§ **Written exercise**
Give back the entire listing verbatim.

[BEGIN Data shown]

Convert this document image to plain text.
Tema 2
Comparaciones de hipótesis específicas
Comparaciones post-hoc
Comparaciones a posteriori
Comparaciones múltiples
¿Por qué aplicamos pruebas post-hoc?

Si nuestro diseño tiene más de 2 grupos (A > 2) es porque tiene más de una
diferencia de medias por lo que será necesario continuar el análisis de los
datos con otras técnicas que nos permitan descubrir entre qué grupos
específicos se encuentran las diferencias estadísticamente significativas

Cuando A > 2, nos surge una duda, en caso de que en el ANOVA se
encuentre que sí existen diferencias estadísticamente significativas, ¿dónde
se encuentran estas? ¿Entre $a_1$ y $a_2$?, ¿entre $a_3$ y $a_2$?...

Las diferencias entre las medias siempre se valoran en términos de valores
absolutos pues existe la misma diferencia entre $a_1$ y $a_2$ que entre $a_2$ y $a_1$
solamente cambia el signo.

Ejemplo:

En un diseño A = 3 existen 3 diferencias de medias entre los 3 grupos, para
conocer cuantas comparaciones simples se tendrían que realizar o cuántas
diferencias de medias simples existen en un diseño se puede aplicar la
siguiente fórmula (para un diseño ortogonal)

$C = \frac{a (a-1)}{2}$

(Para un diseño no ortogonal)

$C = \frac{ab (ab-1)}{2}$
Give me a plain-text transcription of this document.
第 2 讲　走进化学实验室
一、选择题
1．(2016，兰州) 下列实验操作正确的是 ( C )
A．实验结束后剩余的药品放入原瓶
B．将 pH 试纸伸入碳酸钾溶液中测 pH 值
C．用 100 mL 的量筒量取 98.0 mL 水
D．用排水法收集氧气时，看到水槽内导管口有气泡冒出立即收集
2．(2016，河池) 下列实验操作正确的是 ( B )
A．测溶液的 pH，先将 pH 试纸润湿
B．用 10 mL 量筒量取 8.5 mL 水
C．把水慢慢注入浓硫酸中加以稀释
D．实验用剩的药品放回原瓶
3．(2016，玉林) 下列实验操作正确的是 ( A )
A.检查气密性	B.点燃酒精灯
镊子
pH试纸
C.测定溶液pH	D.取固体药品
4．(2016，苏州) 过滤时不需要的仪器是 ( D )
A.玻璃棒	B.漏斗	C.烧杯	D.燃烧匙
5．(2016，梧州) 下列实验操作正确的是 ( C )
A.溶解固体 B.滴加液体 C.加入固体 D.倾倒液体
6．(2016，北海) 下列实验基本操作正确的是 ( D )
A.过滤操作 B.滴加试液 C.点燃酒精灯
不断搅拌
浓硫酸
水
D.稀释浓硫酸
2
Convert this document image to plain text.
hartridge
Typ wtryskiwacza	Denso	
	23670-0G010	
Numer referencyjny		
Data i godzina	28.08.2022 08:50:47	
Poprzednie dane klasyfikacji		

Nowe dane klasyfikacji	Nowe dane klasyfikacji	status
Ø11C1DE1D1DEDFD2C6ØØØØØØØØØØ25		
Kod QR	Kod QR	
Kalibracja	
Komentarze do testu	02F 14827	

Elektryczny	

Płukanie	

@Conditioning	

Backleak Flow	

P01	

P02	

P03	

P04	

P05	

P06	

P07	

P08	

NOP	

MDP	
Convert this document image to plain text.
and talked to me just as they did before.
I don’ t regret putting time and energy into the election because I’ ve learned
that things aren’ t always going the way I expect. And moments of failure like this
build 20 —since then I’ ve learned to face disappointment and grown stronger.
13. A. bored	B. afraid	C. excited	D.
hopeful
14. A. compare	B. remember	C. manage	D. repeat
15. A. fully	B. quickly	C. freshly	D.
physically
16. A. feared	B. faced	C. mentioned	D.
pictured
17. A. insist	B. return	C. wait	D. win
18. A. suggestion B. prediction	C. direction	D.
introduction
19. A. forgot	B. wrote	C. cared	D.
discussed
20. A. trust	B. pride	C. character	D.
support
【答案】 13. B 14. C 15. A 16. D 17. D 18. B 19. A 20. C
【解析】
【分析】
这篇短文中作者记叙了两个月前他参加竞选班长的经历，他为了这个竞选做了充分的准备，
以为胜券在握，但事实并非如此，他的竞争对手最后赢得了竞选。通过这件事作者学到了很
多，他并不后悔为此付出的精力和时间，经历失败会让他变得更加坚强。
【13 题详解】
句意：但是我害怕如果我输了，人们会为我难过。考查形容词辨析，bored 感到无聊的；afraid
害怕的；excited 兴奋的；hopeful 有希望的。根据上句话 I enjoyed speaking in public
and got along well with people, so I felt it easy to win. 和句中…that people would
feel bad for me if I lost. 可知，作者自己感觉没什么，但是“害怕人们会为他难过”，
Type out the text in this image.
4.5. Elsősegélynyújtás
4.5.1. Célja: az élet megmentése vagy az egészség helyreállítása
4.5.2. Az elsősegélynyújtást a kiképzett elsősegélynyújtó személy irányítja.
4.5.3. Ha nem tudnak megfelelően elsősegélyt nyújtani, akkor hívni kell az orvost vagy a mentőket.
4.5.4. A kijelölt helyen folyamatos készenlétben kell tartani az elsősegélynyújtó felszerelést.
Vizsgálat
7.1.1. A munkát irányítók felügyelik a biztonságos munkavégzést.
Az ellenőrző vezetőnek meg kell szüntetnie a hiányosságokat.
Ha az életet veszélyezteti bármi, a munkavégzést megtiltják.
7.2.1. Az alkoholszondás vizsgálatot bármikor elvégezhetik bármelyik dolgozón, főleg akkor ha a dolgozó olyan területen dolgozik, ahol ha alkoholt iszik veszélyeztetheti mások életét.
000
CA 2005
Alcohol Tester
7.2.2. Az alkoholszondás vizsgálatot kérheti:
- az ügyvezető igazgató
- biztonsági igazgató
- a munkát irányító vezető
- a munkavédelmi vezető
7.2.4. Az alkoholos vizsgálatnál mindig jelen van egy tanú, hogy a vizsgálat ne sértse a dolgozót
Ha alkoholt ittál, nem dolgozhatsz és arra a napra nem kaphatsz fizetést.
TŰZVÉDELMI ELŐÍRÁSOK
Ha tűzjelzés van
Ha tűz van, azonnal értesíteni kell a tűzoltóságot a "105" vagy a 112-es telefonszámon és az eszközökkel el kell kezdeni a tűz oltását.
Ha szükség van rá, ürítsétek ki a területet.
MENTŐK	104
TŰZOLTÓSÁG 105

[END Data shown]

§ **Exercise output**
Convert this document image to plain text.
Tema 2
Comparaciones de hipótesis específicas
Comparaciones post-hoc
Comparaciones a posteriori
Comparaciones múltiples
¿Por qué aplicamos pruebas post-hoc?

Si nuestro diseño tiene más de 2 grupos (A > 2) es porque tiene más de una
diferencia de medias por lo que será necesario continuar el análisis de los
datos con otras técnicas que nos permitan descubrir entre qué grupos
específicos se encuentran las diferencias estadísticamente significativas

Cuando A > 2, nos surge una duda, en caso de que en el ANOVA se
encuentre que sí existen diferencias estadísticamente significativas, ¿dónde
se encuentran estas? ¿Entre $a_1$ y $a_2$?, ¿entre $a_3$ y $a_2$?...

Las diferencias entre las medias siempre se valoran en términos de valores
absolutos pues existe la misma diferencia entre $a_1$ y $a_2$ que entre $a_2$ y $a_1$
solamente cambia el signo.

Ejemplo:

En un diseño A = 3 existen 3 diferencias de medias entre los 3 grupos, para
conocer cuantas comparaciones simples se tendrían que realizar o cuántas
diferencias de medias simples existen en un diseño se puede aplicar la
siguiente fórmula (para un diseño ortogonal)

$C = \frac{a (a-1)}{2}$

(Para un diseño no ortogonal)

$C = \frac{ab (ab-1)}{2}$
Give me a plain-text transcription of this document.
第 2 讲　走进化学实验室
一、选择题
1．(2016，兰州) 下列实验操作正确的是 ( C )
A．实验结束后剩余的药品放入原瓶
B．将 pH 试纸伸入碳酸钾溶液中测 pH 值
C．用 100 mL 的量筒量取 98.0 mL 水
D．用排水法收集氧气时，看到水槽内导管口有气泡冒出立即收集
2．(2016，河池) 下列实验操作正确的是 ( B )
A．测溶液的 pH，先将 pH 试纸润湿
B．用 10 mL 量筒量取 8.5 mL 水
C．把水慢慢注入浓硫酸中加以稀释
D．实验用剩的药品放回原瓶
3．(2016，玉林) 下列实验操作正确的是 ( A )
A.检查气密性	B.点燃酒精灯
镊子
pH试纸
C.测定溶液pH	D.取固体药品
4．(2016，苏州) 过滤时不需要的仪器是 ( D )
A.玻璃棒	B.漏斗	C.烧杯	D.燃烧匙
5．(2016，梧州) 下列实验操作正确的是 ( C )
A.溶解固体 B.滴加液体 C.加入固体 D.倾倒液体
6．(2016，北海) 下列实验基本操作正确的是 ( D )
A.过滤操作 B.滴加试液 C.点燃酒精灯
不断搅拌
浓硫酸
水
D.稀释浓硫酸
2
Convert this document image to plain text.
hartridge
Typ wtryskiwacza	Denso	
	23670-0G010	
Numer referencyjny		
Data i godzina	28.08.2022 08:50:47	
Poprzednie dane klasyfikacji		

Nowe dane klasyfikacji	Nowe dane klasyfikacji	status
Ø11C1DE1D1DEDFD2C6ØØØØØØØØØØ25		
Kod QR	Kod QR	
Kalibracja	
Komentarze do testu	02F 14827	

Elektryczny	

Płukanie	

@Conditioning	

Backleak Flow	

P01	

P02	

P03	

P04	

P05	

P06	

P07	

P08	

NOP	

MDP	
Convert this document image to plain text.
and talked to me just as they did before.
I don’ t regret putting time and energy into the election because I’ ve learned
that things aren’ t always going the way I expect. And moments of failure like this
build 20 —since then I’ ve learned to face disappointment and grown stronger.
13. A. bored	B. afraid	C. excited	D.
hopeful
14. A. compare	B. remember	C. manage	D. repeat
15. A. fully	B. quickly	C. freshly	D.
physically
16. A. feared	B. faced	C. mentioned	D.
pictured
17. A. insist	B. return	C. wait	D. win
18. A. suggestion B. prediction	C. direction	D.
introduction
19. A. forgot	B. wrote	C. cared	D.
discussed
20. A. trust	B. pride	C. character	D.
support
【答案】 13. B 14. C 15. A 16. D 17. D 18. B 19. A 20. C
【解析】
【分析】
这篇短文中作者记叙了两个月前他参加竞选班长的经历，他为了这个竞选做了充分的准备，
以为胜券在握，但事实并非如此，他的竞争对手最后赢得了竞选。通过这件事作者学到了很
多，他并不后悔为此付出的精力和时间，经历失败会让他变得更加坚强。
【13 题详解】
句意：但是我害怕如果我输了，人们会为我难过。考查形容词辨析，bored 感到无聊的；afraid
害怕的；excited 兴奋的；hopeful 有希望的。根据上句话 I enjoyed speaking in public
and got along well with people, so I felt it easy to win. 和句中…that people would
feel bad for me if I lost. 可知，作者自己感觉没什么，但是“害怕人们会为他难过”，
Type out the text in this image.
4.5. Elsősegélynyújtás
4.5.1. Célja: az élet megmentése vagy az egészség helyreállítása
4.5.2. Az elsősegélynyújtást a kiképzett elsősegélynyújtó személy irányítja.
4.5.3. Ha nem tudnak megfelelően elsősegélyt nyújtani, akkor hívni kell az orvost vagy a mentőket.
4.5.4. A kijelölt helyen folyamatos készenlétben kell tartani az elsősegélynyújtó felszerelést.
Vizsgálat
7.1.1. A munkát irányítók felügyelik a biztonságos munkavégzést.
Az ellenőrző vezetőnek meg kell szüntetnie a hiányosságokat.
Ha az életet veszélyezteti bármi, a munkavégzést megtiltják.
7.2.1. Az alkoholszondás vizsgálatot bármikor elvégezhetik bármelyik dolgozón, főleg akkor ha a dolgozó olyan területen dolgozik, ahol ha alkoholt iszik veszélyeztetheti mások életét.
000
CA 2005
Alcohol Tester
7.2.2. Az alkoholszondás vizsgálatot kérheti:
- az ügyvezető igazgató
- biztonsági igazgató
- a munkát irányító vezető
- a munkavédelmi vezető
7.2.4. Az alkoholos vizsgálatnál mindig jelen van egy tanú, hogy a vizsgálat ne sértse a dolgozót
Ha alkoholt ittál, nem dolgozhatsz és arra a napra nem kaphatsz fizetést.
TŰZVÉDELMI ELŐÍRÁSOK
Ha tűzjelzés van
Ha tűz van, azonnal értesíteni kell a tűzoltóságot a "105" vagy a 112-es telefonszámon és az eszközökkel el kell kezdeni a tűz oltását.
Ha szükség van rá, ürítsétek ki a területet.
MENTŐK	104
TŰZOLTÓSÁG 105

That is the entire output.